• **Problem requirements**
Copy out each line of the data holding "name".

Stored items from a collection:
____

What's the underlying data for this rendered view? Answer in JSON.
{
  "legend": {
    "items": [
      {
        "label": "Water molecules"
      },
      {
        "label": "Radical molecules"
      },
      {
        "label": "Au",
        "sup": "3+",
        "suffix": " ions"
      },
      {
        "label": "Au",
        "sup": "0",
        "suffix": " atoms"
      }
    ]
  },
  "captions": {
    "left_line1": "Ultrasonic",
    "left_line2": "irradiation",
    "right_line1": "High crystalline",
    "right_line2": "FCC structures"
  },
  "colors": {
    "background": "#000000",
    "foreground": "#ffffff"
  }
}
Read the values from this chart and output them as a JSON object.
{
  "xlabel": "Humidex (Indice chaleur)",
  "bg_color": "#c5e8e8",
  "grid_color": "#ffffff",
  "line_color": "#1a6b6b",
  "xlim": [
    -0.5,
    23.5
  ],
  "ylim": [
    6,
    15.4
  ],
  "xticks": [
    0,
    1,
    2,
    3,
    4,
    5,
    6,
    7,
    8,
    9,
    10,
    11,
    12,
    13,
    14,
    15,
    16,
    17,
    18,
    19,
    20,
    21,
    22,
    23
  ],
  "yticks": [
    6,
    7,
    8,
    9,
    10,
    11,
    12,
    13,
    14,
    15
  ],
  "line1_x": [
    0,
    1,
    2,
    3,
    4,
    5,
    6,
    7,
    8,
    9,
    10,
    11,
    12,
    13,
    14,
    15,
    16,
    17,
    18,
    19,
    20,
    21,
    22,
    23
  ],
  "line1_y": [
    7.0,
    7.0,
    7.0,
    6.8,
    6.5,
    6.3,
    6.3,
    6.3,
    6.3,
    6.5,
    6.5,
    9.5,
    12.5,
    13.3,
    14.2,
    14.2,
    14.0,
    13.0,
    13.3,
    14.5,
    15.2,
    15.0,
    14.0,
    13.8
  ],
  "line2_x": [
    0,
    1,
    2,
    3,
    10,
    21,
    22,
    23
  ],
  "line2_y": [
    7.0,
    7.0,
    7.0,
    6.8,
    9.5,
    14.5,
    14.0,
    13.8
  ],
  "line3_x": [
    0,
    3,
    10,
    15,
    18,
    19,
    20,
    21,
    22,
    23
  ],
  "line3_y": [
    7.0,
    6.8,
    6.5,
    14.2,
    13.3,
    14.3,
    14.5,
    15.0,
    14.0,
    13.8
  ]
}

____

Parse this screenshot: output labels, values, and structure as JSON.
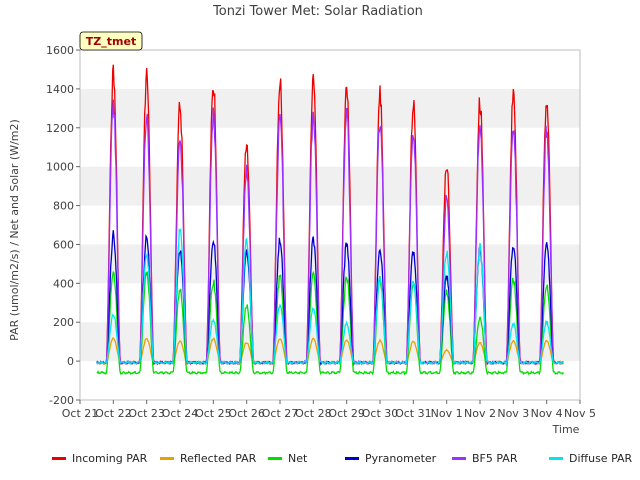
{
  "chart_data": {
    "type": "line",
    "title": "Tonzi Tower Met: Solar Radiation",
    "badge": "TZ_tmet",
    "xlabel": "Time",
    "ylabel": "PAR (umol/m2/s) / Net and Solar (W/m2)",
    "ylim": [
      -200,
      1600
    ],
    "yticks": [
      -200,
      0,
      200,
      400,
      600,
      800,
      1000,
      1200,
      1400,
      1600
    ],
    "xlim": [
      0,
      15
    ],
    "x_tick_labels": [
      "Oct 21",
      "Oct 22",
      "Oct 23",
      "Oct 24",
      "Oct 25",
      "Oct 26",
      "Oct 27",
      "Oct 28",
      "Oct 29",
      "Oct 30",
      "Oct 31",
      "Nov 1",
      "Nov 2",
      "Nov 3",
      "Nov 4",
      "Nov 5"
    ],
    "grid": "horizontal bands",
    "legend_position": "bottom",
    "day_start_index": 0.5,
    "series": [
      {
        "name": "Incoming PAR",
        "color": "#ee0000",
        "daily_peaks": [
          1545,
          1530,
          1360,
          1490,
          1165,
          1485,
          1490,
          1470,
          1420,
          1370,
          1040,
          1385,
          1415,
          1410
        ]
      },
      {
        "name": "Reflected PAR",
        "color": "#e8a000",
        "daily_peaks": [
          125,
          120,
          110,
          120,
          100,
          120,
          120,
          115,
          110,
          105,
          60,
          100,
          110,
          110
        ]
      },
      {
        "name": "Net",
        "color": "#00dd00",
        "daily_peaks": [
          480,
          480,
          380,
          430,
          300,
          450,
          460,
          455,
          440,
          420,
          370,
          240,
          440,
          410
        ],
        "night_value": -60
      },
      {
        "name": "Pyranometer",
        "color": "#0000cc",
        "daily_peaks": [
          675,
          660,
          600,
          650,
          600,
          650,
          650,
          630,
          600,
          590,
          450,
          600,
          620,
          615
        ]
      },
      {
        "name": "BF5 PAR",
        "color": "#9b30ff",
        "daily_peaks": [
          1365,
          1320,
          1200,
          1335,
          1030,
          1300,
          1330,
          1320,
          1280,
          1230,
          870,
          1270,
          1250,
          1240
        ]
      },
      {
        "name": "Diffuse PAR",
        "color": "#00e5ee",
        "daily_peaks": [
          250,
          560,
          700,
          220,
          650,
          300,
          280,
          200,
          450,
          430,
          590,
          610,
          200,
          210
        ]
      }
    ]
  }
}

____

• **Correct answer**
        "name": "Incoming PAR",
        "name": "Reflected PAR",
        "name": "Net",
        "name": "Pyranometer",
        "name": "BF5 PAR",
        "name": "Diffuse PAR",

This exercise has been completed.